▶ **Problem requirements**: Find the lines containing the word "value" and copy every one of them.

▶ **Data listing**:
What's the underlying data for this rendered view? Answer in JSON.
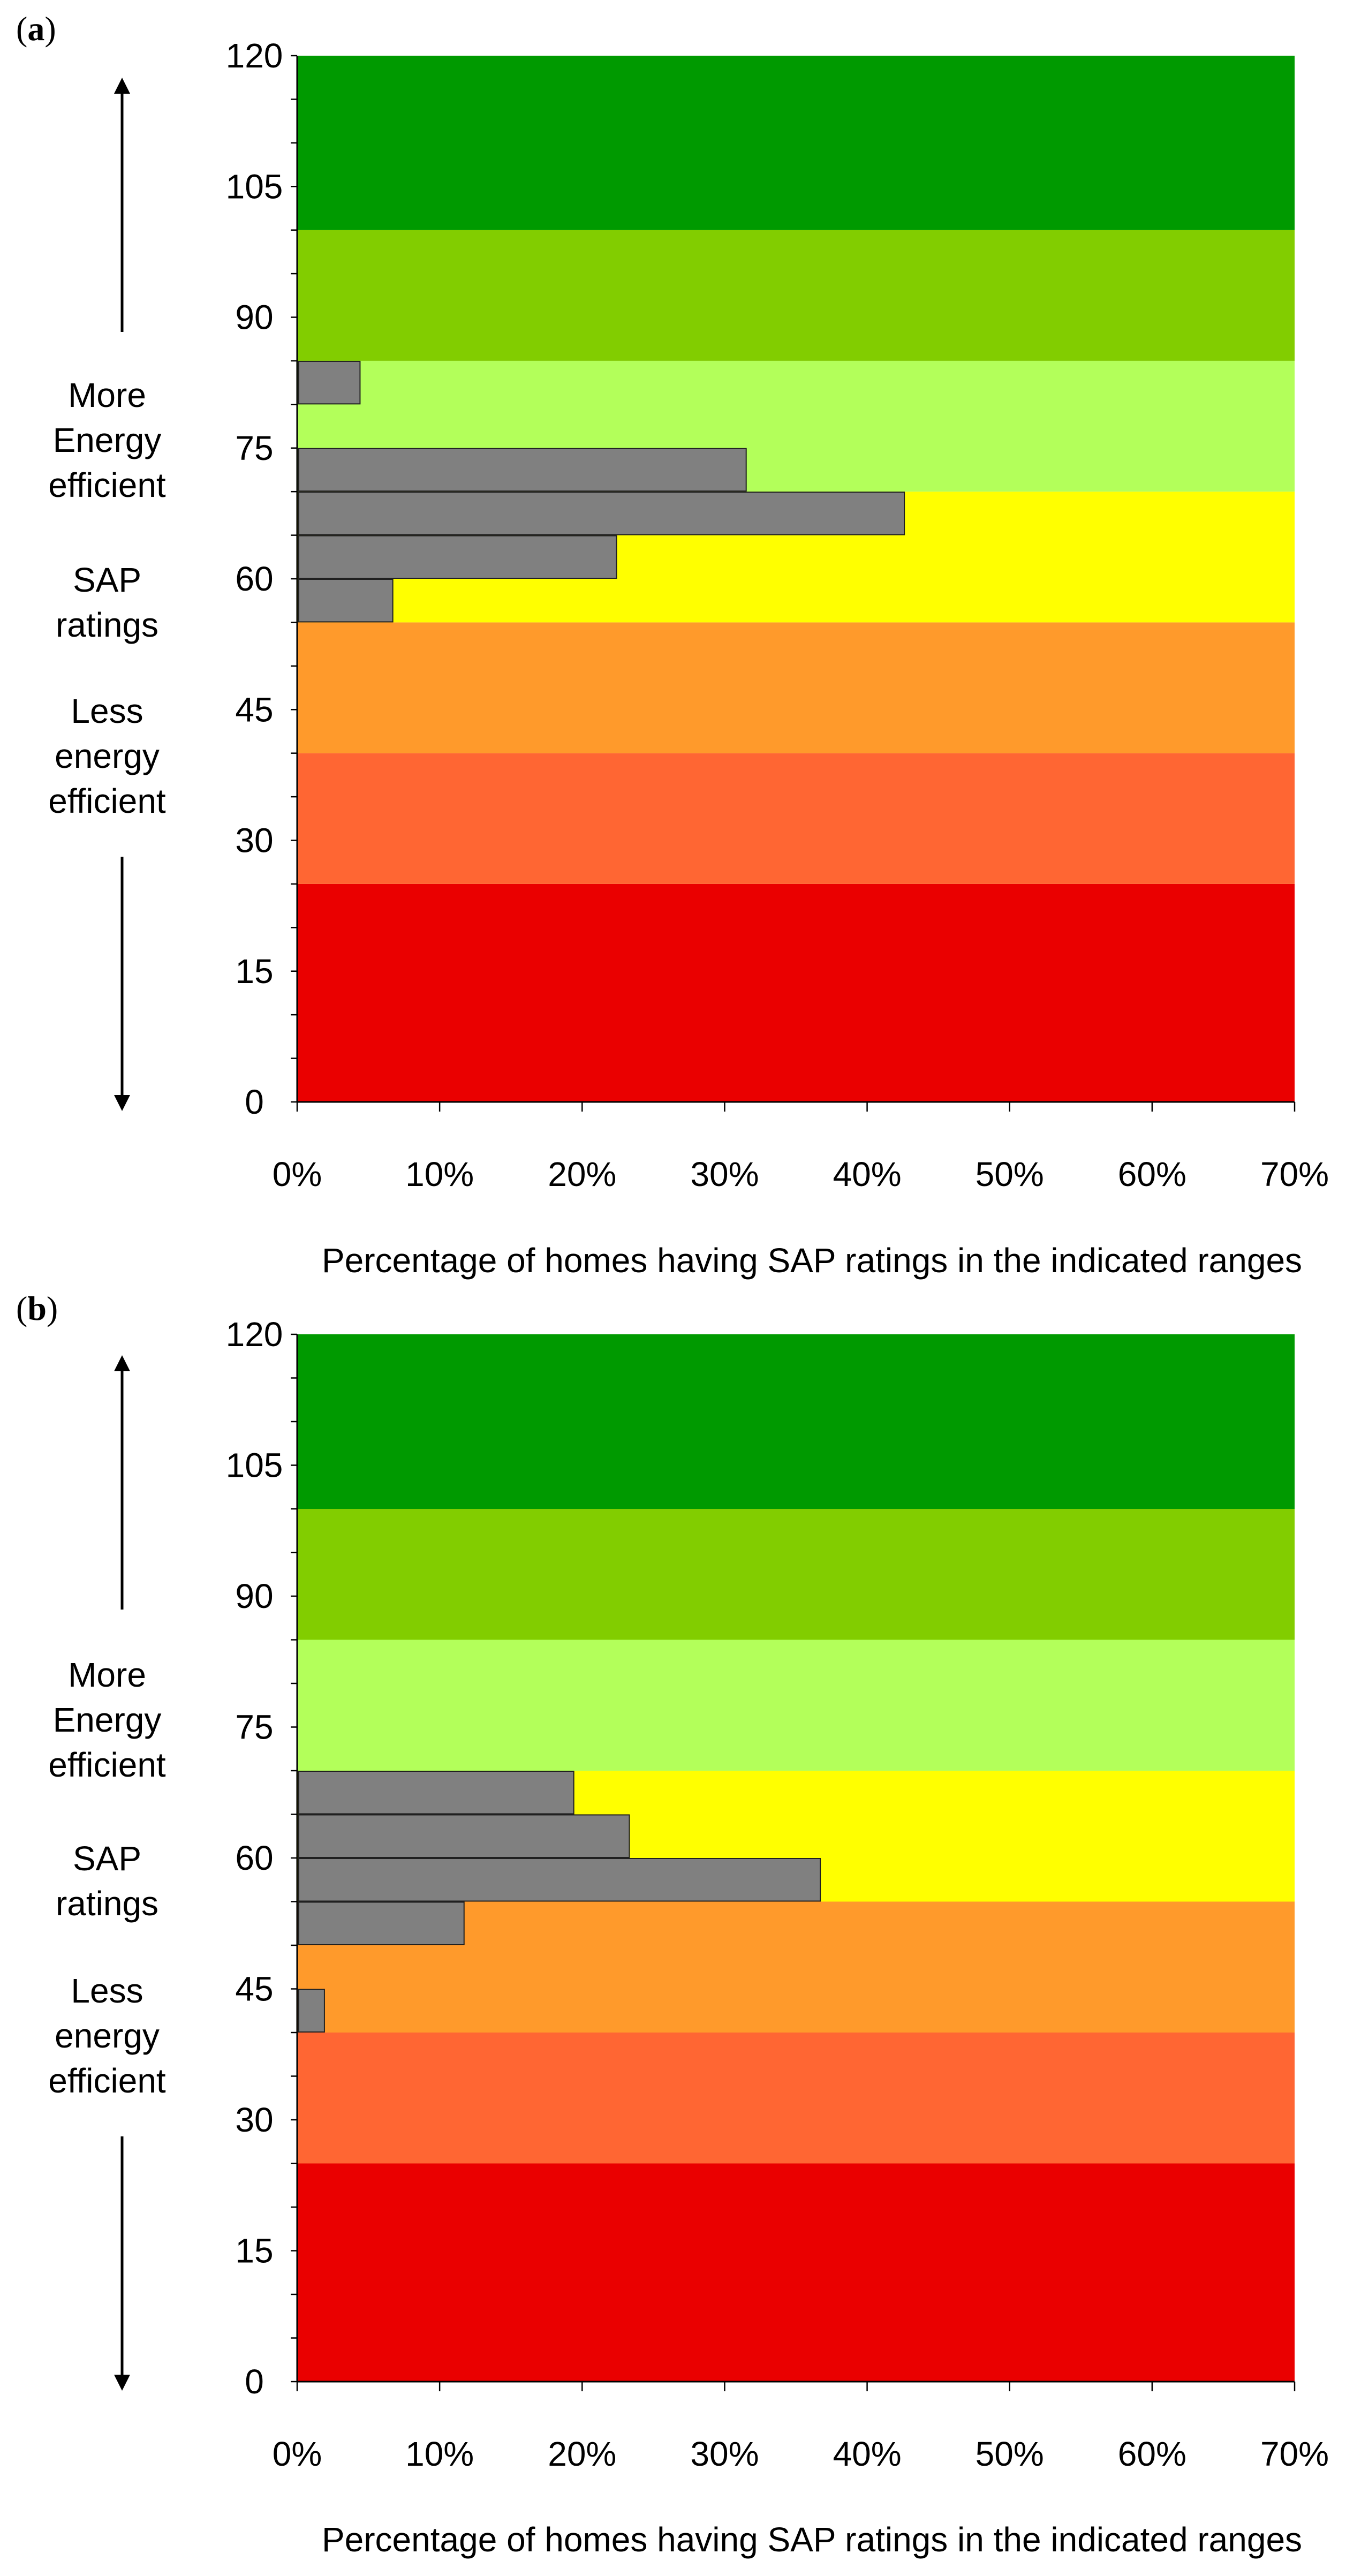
{
  "figure": {
    "side_annotation": {
      "more": [
        "More",
        "Energy",
        "efficient"
      ],
      "middle": [
        "SAP",
        "ratings"
      ],
      "less": [
        "Less",
        "energy",
        "efficient"
      ]
    }
  },
  "chart_data": [
    {
      "type": "bar",
      "orientation": "horizontal",
      "panel_label": "a",
      "title": "",
      "xlabel": "Percentage of homes having SAP ratings in the indicated ranges",
      "ylabel": "SAP ratings",
      "xlim": [
        0,
        70
      ],
      "ylim": [
        0,
        120
      ],
      "x_ticks": [
        "0%",
        "10%",
        "20%",
        "30%",
        "40%",
        "50%",
        "60%",
        "70%"
      ],
      "y_ticks": [
        "0",
        "15",
        "30",
        "45",
        "60",
        "75",
        "90",
        "105",
        "120"
      ],
      "bands": [
        {
          "from": 0,
          "to": 25,
          "color": "#ea0000"
        },
        {
          "from": 25,
          "to": 40,
          "color": "#ff6633"
        },
        {
          "from": 40,
          "to": 55,
          "color": "#ff9a2b"
        },
        {
          "from": 55,
          "to": 70,
          "color": "#ffff00"
        },
        {
          "from": 70,
          "to": 85,
          "color": "#b3ff5a"
        },
        {
          "from": 85,
          "to": 100,
          "color": "#82cd00"
        },
        {
          "from": 100,
          "to": 120,
          "color": "#009a00"
        }
      ],
      "bar_color": "#808080",
      "bars": [
        {
          "from": 55,
          "to": 60,
          "value": 6.6
        },
        {
          "from": 60,
          "to": 65,
          "value": 22.3
        },
        {
          "from": 65,
          "to": 70,
          "value": 42.5
        },
        {
          "from": 70,
          "to": 75,
          "value": 31.4
        },
        {
          "from": 80,
          "to": 85,
          "value": 4.3
        }
      ]
    },
    {
      "type": "bar",
      "orientation": "horizontal",
      "panel_label": "b",
      "title": "",
      "xlabel": "Percentage of homes having SAP ratings in the indicated ranges",
      "ylabel": "SAP ratings",
      "xlim": [
        0,
        70
      ],
      "ylim": [
        0,
        120
      ],
      "x_ticks": [
        "0%",
        "10%",
        "20%",
        "30%",
        "40%",
        "50%",
        "60%",
        "70%"
      ],
      "y_ticks": [
        "0",
        "15",
        "30",
        "45",
        "60",
        "75",
        "90",
        "105",
        "120"
      ],
      "bands": [
        {
          "from": 0,
          "to": 25,
          "color": "#ea0000"
        },
        {
          "from": 25,
          "to": 40,
          "color": "#ff6633"
        },
        {
          "from": 40,
          "to": 55,
          "color": "#ff9a2b"
        },
        {
          "from": 55,
          "to": 70,
          "color": "#ffff00"
        },
        {
          "from": 70,
          "to": 85,
          "color": "#b3ff5a"
        },
        {
          "from": 85,
          "to": 100,
          "color": "#82cd00"
        },
        {
          "from": 100,
          "to": 120,
          "color": "#009a00"
        }
      ],
      "bar_color": "#808080",
      "bars": [
        {
          "from": 40,
          "to": 45,
          "value": 1.8
        },
        {
          "from": 50,
          "to": 55,
          "value": 11.6
        },
        {
          "from": 55,
          "to": 60,
          "value": 36.6
        },
        {
          "from": 60,
          "to": 65,
          "value": 23.2
        },
        {
          "from": 65,
          "to": 70,
          "value": 19.3
        }
      ]
    }
  ]
}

▶ **Output for this task**:
          "value": 6.6
          "value": 22.3
          "value": 42.5
          "value": 31.4
          "value": 4.3
          "value": 1.8
          "value": 11.6
          "value": 36.6
          "value": 23.2
          "value": 19.3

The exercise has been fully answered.